** Brano scelto **
"""

Girolamo Minervini
(Molfetta, 4 maggio 1919 - Roma, 18 marzo1980)
Direttore Generale degli Istituti di Prevenzione e Pena
assassinato dalle Brigate Rosse
«Abbiamo giustiziato noi Girolamo
Minervini. Seguirà comunicato. Qui Brigate Rosse». Con queste poche
parole, inviate all'Ansa e al quotidiano "La Repubblica", il
commando delle Br della "colonna Romana" rivendica l'attentato
terroristico ai danni del magistrato nato a Molfetta, in Puglia,
nel 1919. Dalle indagini e dal processo risulterà che il piano era
pronto da tempo. I brigatisti, dopo aver pedinato Minervini per
diversi giorni, puntano al bus 99 su cui sale ogni mattina per
raggiungere il luogo di lavoro.
Sono le 8.30 del 18 marzo 1980;
dopo quattro fermate il mezzo giunge a quella di via Ruggero di
Lauria. La vettura rallenta, le portiere non sono ancora aperte. È
il momento dell'azione. Il terrorista con il compito di far fuoco
estrae una pistola silenziata, la rivolge contro il magistrato e
spara. I passeggeri urlano e fuggono verso le uscite; l'assassino
perde il controllo e spara tra la folla ferendone alcuni. Appena un
mese prima, il 18 febbraio 1980, alla Sapienza era stato ucciso
Vittorio Bachelet, il Vice Presidente del CSM.
Girolamo Minervini entra in
magistratura nel 1943. Dal 1947 al 1956, viene assegnato al
Ministero della Giustizia, Direzione Generale degli Istituti di
Prevenzione e Pena. Passa poi alla Procura generale della
Cassazione. Nel 1968 viene nominato magistrato segretario presso il
Consiglio Superiore della Magistratura. Nel 1973, dopo aver svolto
servizio per un breve periodo presso la Corte di Appello di Roma,
fa ritorno al Ministero della Giustizia con funzioni di capo della
segreteria della Direzione Generale degli Istituti di Prevenzione e
Pena. È redattore della rivista "Rassegna studi penitenziari",
segretario della sezione di Criminologia del centro nazionale
prevenzione e difesa sociale, condirettore di "Giustizia e
Costituzione" Il 17 marzo, il giorno prima della morte, diviene
Direttore Generale degli Istituti di Prevenzione e Pena.

"""

** Estratto dei dati **
"""

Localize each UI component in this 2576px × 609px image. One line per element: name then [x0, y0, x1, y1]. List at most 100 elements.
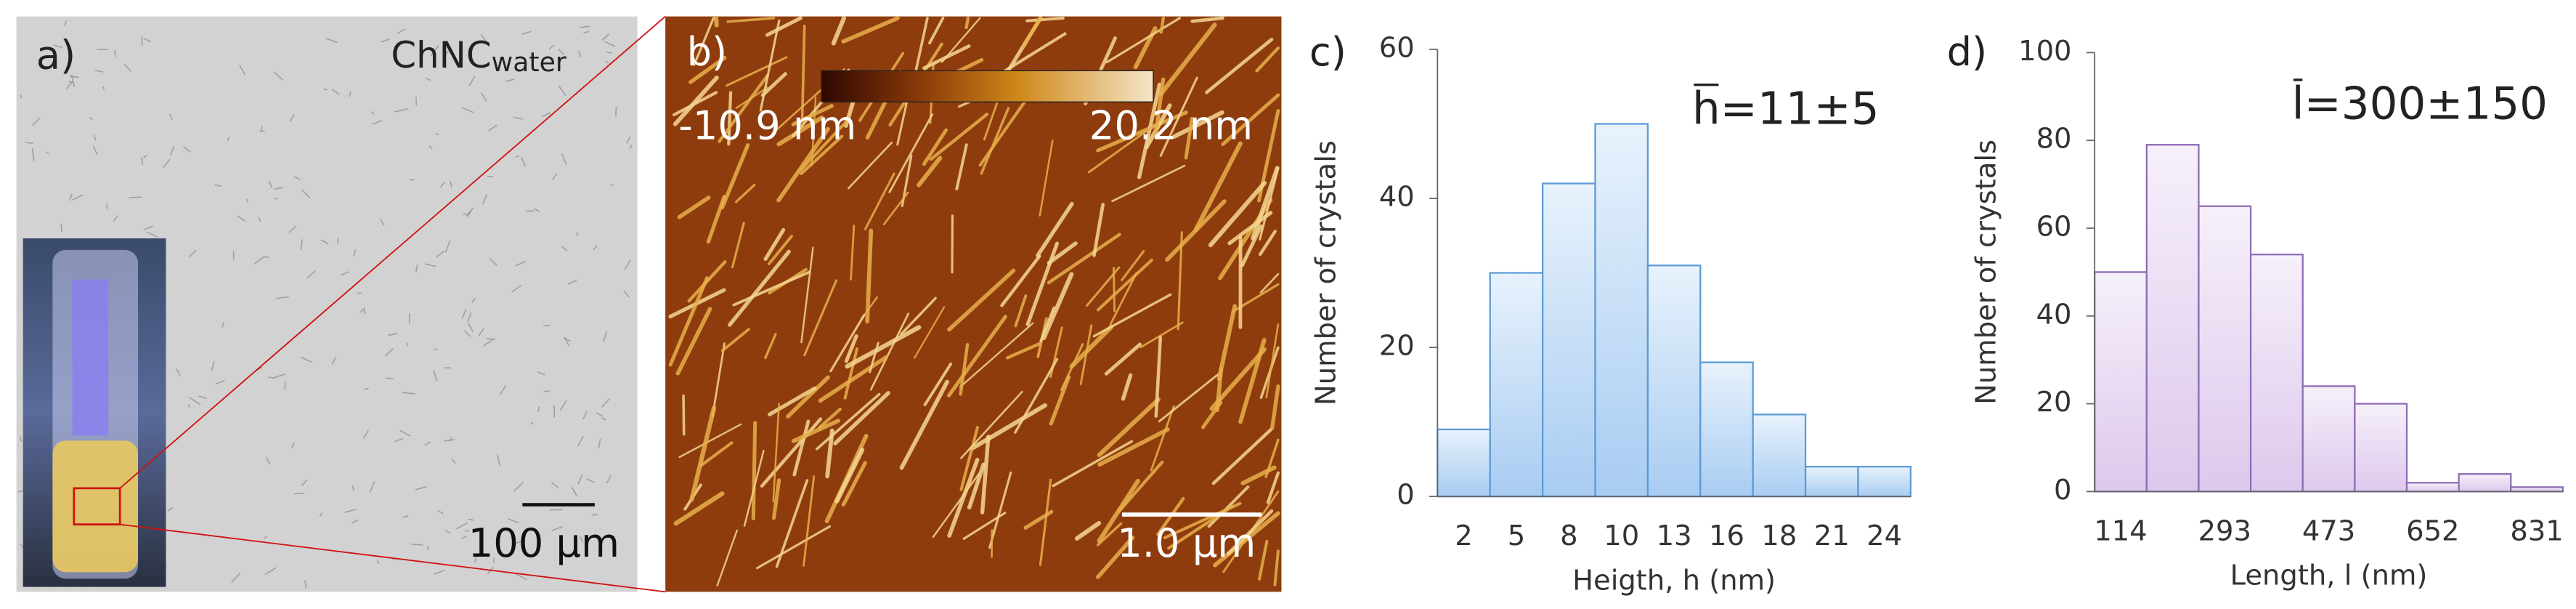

"""

** Consegne **
1) Riporta il brano su Girolamo Minervini a partire da "Girolamo Minervini entra" e fino a "di Prevenzione e Pena.".
2) Elenca ogni anno scritto in cifre nel brano su Minervini, ciascuno una sola volta.
3) Secondo il brano su Minervini, quale autobus prendeva ogni mattina il magistrato per andare al lavoro?
Le righe sono materiale a sé, separato dal brano.

** Soluzioni **
1)
Girolamo Minervini entra in
magistratura nel 1943. Dal 1947 al 1956, viene assegnato al
Ministero della Giustizia, Direzione Generale degli Istituti di
Prevenzione e Pena. Passa poi alla Procura generale della
Cassazione. Nel 1968 viene nominato magistrato segretario presso il
Consiglio Superiore della Magistratura. Nel 1973, dopo aver svolto
servizio per un breve periodo presso la Corte di Appello di Roma,
fa ritorno al Ministero della Giustizia con funzioni di capo della
segreteria della Direzione Generale degli Istituti di Prevenzione e
Pena. È redattore della rivista "Rassegna studi penitenziari",
segretario della sezione di Criminologia del centro nazionale
prevenzione e difesa sociale, condirettore di "Giustizia e
Costituzione" Il 17 marzo, il giorno prima della morte, diviene
Direttore Generale degli Istituti di Prevenzione e Pena.

2) 1919, 1980, 1943, 1947, 1956, 1968, 1973

3) Il bus 99.